Stored items
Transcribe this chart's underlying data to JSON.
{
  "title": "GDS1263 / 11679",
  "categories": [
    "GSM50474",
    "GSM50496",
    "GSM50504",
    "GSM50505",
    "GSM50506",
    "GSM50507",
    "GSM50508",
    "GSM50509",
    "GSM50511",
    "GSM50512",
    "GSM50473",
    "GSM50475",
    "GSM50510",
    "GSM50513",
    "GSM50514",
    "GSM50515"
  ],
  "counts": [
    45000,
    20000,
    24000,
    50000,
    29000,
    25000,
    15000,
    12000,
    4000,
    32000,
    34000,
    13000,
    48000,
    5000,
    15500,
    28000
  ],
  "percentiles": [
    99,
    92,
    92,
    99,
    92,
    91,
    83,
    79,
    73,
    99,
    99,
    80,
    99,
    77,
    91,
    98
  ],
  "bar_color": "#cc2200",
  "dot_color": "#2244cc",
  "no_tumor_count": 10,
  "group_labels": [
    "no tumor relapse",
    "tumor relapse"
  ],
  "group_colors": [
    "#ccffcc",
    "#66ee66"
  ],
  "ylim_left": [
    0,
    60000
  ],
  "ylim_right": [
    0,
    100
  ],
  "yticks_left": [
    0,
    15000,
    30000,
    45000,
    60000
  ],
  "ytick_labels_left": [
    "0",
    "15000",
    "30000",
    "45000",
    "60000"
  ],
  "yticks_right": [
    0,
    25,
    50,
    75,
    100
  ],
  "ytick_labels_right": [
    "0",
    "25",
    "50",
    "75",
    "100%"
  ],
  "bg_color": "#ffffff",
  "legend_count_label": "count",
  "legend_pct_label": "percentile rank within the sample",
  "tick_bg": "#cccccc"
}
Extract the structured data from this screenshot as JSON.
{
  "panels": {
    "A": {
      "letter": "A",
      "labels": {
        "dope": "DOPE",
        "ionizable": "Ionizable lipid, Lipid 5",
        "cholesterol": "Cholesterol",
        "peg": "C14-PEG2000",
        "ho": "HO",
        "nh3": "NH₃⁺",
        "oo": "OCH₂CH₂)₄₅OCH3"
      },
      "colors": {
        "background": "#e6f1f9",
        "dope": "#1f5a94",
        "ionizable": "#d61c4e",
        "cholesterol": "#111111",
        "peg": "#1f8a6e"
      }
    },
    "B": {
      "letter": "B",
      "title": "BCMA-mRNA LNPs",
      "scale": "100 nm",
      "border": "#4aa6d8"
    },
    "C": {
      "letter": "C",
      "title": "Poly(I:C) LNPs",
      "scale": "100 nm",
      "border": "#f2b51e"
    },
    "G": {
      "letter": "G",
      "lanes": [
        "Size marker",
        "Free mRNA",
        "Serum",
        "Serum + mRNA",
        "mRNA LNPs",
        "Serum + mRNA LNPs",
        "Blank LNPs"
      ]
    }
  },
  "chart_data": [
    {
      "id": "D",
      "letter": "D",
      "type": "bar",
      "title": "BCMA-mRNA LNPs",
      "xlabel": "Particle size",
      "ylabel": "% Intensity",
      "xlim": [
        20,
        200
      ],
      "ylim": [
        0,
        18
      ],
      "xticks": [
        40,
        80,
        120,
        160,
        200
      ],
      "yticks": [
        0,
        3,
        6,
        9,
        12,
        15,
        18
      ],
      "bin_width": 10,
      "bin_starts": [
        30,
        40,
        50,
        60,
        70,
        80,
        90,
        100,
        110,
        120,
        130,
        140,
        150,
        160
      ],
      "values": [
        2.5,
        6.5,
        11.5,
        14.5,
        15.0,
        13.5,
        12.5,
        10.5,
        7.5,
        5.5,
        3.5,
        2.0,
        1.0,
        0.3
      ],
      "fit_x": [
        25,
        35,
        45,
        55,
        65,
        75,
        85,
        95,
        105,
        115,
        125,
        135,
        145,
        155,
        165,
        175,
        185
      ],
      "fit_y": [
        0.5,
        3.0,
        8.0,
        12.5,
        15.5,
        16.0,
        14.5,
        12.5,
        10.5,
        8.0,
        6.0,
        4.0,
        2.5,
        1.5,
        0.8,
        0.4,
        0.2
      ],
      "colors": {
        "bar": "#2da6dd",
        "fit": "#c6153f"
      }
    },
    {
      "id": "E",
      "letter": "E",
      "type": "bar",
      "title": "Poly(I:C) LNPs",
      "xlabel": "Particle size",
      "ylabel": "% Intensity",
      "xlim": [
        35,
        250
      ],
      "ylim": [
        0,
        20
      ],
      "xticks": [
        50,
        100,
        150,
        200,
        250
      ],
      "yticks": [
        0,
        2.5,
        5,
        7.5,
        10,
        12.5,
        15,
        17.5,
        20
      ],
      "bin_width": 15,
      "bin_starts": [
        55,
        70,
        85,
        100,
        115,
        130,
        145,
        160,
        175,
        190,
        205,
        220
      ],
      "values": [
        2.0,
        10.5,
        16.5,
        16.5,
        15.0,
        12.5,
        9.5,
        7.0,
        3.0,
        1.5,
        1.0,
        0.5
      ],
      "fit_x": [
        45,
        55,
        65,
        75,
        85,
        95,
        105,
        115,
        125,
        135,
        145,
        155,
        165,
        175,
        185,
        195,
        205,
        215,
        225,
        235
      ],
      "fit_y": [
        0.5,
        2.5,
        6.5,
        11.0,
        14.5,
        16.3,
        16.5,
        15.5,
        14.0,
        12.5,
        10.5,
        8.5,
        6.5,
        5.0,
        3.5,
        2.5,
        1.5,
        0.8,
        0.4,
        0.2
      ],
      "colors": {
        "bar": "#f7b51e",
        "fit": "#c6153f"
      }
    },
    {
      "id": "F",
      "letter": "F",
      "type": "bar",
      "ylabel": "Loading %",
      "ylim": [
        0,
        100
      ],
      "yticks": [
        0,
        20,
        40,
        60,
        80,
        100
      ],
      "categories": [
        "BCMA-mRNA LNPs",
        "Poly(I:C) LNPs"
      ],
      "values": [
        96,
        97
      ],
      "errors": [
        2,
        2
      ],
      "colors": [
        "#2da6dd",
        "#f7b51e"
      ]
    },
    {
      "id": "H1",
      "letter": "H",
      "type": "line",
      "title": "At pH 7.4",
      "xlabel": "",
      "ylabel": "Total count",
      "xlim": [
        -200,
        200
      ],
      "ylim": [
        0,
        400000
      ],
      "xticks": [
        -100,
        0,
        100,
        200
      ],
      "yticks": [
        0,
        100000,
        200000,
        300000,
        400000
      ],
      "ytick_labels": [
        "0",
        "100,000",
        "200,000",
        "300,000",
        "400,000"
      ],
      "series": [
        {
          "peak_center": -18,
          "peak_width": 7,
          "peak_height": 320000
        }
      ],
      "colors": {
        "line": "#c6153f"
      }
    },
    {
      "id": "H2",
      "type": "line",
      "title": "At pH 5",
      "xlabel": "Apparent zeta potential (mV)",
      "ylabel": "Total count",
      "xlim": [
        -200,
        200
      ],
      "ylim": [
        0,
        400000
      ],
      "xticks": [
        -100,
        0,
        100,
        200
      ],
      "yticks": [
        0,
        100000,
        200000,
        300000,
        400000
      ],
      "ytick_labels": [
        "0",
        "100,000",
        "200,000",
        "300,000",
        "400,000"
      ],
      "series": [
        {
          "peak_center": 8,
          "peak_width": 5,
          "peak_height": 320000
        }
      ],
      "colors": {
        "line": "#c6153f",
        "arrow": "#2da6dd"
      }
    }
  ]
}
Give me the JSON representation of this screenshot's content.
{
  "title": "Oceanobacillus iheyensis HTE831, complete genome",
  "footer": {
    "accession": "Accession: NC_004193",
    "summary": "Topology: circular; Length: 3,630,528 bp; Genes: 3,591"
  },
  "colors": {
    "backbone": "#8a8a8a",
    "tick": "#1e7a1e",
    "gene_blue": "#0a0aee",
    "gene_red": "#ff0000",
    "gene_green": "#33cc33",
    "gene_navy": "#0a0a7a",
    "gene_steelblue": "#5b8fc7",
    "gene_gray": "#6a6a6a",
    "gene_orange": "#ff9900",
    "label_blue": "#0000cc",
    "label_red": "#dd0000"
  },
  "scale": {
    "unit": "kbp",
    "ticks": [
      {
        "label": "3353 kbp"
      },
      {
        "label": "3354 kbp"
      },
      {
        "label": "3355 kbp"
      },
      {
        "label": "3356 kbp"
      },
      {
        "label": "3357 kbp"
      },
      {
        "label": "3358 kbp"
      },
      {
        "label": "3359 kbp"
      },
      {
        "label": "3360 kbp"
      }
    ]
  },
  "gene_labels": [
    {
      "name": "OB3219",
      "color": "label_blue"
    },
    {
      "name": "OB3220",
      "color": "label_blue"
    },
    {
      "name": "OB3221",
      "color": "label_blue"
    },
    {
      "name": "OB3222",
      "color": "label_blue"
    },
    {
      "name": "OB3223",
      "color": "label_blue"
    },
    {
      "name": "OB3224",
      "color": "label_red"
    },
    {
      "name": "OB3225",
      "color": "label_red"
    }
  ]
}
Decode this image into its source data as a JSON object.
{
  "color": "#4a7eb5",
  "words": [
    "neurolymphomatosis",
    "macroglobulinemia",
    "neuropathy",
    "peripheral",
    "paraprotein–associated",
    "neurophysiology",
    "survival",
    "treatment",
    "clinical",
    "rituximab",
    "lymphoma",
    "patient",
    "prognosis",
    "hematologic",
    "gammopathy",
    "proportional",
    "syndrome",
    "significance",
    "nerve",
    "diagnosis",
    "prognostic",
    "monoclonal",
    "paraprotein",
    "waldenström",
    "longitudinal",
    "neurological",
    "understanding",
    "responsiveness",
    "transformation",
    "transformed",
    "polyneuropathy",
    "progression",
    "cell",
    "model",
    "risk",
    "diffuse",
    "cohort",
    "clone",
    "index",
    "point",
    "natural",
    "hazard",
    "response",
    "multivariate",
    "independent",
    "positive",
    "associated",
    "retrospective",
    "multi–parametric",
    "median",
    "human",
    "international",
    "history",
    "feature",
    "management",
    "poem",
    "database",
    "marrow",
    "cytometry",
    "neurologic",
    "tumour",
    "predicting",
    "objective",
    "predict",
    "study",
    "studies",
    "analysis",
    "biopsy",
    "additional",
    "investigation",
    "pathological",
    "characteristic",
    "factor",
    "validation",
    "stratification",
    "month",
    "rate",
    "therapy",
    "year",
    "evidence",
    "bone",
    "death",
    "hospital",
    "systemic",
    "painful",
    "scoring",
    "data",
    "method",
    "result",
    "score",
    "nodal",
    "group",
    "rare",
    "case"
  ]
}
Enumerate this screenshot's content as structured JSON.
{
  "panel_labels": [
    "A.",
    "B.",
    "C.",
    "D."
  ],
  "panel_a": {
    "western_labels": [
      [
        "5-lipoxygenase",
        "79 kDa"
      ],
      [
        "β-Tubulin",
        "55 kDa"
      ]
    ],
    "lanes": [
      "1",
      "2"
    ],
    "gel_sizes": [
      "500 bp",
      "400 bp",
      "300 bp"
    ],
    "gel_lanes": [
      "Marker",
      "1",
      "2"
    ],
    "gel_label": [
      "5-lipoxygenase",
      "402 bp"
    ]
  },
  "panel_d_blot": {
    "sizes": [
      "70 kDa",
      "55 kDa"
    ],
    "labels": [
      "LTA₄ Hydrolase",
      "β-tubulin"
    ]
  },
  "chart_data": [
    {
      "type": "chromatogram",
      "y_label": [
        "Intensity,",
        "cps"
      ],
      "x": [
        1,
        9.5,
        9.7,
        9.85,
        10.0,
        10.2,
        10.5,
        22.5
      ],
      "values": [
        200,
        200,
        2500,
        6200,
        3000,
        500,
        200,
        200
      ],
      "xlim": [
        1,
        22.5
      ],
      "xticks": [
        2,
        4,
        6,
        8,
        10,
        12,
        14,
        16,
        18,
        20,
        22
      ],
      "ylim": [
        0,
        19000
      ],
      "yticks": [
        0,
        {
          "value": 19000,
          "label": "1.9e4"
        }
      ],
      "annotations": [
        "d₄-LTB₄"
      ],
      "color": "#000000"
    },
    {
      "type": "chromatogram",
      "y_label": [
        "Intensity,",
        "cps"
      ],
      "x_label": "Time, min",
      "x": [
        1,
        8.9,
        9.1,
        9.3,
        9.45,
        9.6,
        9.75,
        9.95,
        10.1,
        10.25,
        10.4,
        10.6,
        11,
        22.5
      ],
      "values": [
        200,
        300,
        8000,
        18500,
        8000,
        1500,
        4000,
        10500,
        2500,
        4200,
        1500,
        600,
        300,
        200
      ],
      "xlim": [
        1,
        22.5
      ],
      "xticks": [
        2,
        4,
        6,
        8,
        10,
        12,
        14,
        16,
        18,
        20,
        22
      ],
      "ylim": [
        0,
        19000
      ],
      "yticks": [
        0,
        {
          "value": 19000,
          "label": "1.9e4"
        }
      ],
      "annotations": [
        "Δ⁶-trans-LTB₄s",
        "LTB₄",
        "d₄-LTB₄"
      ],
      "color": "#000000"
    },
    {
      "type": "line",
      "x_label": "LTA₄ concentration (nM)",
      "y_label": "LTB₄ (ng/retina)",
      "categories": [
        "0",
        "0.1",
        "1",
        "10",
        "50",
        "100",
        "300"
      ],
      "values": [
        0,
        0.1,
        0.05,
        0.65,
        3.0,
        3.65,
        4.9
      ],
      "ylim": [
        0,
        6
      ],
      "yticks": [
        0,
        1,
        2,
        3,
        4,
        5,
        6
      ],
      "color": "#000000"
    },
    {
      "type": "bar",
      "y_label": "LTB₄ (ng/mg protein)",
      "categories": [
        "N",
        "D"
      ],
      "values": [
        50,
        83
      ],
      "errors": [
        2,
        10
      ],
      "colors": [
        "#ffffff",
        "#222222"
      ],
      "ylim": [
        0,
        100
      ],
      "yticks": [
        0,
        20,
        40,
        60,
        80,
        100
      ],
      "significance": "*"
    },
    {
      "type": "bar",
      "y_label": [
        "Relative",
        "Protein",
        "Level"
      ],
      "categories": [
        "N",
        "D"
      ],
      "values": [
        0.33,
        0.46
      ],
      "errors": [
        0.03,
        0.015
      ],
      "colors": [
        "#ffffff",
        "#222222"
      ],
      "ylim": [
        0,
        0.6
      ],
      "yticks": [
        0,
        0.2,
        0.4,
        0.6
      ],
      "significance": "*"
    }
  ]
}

* [WHAT NEEDS TO BE DONE]
Across all lines of the data above, count those that contain the word "xlabel", giving the number without further comment.

* [ANSWER FOR THIS EXERCISE]
4